__Given problem__
For the material that follows, list every line containing the word "mais".

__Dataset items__
^^^^^^^^^^^^^^^^
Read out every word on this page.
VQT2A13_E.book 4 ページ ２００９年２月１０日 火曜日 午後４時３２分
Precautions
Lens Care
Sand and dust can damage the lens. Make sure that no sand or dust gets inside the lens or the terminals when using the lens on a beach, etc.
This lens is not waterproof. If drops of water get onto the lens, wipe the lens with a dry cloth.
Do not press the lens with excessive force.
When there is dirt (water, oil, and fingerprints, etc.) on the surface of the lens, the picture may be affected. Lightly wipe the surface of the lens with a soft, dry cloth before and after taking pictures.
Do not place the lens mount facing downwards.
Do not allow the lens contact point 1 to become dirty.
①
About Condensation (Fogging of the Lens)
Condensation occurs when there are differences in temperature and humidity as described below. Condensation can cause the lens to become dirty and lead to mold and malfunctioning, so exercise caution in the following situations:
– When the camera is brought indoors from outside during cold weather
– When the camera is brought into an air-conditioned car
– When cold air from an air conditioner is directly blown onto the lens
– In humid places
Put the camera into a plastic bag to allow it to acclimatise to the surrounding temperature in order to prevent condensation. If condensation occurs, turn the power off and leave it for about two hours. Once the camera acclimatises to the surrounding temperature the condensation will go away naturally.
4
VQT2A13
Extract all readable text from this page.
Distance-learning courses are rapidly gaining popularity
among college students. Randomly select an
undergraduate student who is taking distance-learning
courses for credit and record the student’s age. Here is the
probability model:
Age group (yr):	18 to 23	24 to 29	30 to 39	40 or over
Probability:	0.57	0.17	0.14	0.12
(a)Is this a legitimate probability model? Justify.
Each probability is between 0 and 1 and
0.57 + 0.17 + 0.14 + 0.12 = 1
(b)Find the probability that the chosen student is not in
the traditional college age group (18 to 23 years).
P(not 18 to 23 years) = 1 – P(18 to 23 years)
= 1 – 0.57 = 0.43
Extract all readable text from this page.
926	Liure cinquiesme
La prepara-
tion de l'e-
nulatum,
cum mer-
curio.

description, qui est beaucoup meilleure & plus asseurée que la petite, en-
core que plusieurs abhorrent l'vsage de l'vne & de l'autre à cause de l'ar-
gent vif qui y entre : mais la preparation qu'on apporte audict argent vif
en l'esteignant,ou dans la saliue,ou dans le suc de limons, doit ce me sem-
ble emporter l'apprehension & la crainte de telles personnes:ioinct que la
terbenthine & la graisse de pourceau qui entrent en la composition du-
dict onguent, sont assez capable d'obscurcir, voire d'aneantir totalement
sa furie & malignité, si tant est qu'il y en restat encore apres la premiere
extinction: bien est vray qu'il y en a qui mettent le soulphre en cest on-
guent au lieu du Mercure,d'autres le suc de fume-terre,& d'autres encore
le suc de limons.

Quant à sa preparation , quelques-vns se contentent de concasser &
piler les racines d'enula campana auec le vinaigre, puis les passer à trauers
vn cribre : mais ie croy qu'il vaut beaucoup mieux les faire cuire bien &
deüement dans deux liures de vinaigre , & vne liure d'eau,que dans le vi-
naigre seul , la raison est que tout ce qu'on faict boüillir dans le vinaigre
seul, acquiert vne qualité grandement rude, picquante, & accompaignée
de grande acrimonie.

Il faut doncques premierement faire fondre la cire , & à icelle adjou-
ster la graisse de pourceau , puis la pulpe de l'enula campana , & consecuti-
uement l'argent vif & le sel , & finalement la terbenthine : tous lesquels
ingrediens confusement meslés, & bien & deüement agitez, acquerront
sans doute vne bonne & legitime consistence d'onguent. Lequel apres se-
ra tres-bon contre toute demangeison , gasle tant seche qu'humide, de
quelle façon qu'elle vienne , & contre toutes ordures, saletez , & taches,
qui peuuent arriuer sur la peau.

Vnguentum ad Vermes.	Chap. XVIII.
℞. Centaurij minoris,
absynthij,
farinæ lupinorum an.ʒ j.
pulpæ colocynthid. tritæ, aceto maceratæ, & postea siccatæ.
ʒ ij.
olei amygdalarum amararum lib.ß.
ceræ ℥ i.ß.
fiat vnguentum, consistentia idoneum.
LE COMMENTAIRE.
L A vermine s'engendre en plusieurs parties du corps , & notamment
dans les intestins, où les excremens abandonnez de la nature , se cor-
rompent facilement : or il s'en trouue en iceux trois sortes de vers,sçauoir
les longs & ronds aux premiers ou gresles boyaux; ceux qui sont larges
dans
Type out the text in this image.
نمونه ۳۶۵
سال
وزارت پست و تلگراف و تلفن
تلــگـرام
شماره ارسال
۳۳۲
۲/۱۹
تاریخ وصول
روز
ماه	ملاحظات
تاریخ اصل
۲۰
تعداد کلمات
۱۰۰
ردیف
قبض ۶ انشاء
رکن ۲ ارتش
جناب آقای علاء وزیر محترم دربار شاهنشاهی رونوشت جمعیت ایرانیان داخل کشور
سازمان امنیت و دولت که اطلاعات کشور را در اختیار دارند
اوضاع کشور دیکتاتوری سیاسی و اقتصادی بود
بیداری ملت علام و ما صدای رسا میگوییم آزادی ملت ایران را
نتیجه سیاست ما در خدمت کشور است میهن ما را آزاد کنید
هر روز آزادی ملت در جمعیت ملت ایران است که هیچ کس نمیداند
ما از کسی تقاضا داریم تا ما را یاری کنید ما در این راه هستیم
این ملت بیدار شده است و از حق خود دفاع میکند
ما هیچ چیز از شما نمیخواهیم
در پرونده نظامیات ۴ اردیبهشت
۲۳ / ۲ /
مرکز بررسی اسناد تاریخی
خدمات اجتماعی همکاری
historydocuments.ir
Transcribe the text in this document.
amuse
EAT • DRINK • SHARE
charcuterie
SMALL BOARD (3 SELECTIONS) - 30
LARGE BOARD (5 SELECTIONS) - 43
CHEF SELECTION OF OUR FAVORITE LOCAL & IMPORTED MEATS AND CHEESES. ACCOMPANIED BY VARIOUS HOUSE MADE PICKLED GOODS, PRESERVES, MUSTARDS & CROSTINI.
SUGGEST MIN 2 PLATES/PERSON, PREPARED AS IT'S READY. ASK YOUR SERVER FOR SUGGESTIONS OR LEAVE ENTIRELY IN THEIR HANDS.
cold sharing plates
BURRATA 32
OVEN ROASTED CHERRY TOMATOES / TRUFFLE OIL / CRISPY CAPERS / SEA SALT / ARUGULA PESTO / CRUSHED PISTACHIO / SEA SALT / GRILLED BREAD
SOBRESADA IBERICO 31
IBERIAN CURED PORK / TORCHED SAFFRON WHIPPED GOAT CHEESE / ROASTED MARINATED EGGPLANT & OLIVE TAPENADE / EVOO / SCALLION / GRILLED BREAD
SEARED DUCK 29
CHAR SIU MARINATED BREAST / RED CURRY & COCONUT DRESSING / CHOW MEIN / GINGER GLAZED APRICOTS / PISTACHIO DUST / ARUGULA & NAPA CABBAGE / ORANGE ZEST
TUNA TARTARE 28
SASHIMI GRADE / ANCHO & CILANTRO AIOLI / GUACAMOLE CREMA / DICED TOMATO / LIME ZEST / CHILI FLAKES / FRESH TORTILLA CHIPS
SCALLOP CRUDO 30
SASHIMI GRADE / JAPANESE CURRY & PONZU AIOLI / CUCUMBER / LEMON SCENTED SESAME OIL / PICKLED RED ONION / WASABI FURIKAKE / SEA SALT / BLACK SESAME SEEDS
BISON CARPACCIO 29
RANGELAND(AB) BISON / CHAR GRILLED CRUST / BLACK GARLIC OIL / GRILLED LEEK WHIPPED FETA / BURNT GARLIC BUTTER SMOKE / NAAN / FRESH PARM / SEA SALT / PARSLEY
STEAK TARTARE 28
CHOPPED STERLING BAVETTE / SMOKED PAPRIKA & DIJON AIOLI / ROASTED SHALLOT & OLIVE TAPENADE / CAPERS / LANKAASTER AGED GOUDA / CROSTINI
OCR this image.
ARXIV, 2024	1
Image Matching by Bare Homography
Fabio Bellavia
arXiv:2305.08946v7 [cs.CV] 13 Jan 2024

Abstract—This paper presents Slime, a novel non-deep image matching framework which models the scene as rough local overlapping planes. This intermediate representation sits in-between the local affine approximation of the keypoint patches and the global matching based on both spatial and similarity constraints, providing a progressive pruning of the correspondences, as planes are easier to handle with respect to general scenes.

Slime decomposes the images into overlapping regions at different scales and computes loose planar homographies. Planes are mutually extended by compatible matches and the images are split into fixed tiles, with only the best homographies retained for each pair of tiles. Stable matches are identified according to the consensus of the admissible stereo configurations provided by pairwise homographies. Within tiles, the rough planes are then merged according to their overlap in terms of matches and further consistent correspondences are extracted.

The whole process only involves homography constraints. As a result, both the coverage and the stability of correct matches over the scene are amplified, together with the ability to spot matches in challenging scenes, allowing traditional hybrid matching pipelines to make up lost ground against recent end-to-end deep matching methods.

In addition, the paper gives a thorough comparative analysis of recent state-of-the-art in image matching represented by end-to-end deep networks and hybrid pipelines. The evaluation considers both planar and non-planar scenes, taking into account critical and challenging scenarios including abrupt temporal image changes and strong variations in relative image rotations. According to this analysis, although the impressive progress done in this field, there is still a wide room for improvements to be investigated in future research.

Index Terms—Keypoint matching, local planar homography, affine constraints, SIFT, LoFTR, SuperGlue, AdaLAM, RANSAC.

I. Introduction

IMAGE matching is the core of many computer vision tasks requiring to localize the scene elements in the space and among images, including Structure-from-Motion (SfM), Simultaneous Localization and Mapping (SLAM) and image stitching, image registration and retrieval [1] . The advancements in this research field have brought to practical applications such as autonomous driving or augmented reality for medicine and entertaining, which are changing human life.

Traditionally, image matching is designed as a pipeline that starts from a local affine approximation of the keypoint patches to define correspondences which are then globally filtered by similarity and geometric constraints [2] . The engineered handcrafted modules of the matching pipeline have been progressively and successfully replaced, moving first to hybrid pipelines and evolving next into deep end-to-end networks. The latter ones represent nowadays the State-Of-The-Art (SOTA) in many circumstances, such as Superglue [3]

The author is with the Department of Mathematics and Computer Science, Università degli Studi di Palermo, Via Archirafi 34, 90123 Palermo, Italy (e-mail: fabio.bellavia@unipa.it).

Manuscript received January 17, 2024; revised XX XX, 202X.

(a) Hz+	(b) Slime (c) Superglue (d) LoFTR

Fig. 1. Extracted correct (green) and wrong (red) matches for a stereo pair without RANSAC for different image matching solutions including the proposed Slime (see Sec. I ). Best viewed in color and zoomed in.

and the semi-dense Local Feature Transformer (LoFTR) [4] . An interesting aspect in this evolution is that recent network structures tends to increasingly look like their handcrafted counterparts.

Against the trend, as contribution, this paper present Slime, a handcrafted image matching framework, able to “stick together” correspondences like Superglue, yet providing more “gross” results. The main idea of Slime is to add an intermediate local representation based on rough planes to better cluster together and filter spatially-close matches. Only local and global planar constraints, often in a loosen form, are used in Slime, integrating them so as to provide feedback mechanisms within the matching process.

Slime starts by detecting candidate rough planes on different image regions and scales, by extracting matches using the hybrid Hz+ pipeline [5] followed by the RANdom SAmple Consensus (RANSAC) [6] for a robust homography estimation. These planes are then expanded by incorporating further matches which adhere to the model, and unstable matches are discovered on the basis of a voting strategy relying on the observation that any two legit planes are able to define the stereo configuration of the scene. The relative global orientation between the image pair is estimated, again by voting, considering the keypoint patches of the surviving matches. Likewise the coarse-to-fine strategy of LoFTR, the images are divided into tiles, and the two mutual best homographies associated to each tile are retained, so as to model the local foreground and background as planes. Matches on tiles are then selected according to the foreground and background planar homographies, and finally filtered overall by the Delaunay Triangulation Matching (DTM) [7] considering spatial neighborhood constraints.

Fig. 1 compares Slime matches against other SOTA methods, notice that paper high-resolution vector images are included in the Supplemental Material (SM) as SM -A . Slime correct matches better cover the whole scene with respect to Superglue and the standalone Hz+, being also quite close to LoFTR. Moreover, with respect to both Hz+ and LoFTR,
^^^^^^^^^^^^^^^^
__Exercise output__
gent vif qui y entre : mais la preparation qu'on apporte audict argent vif
vn cribre : mais ie croy qu'il vaut beaucoup mieux les faire cuire bien &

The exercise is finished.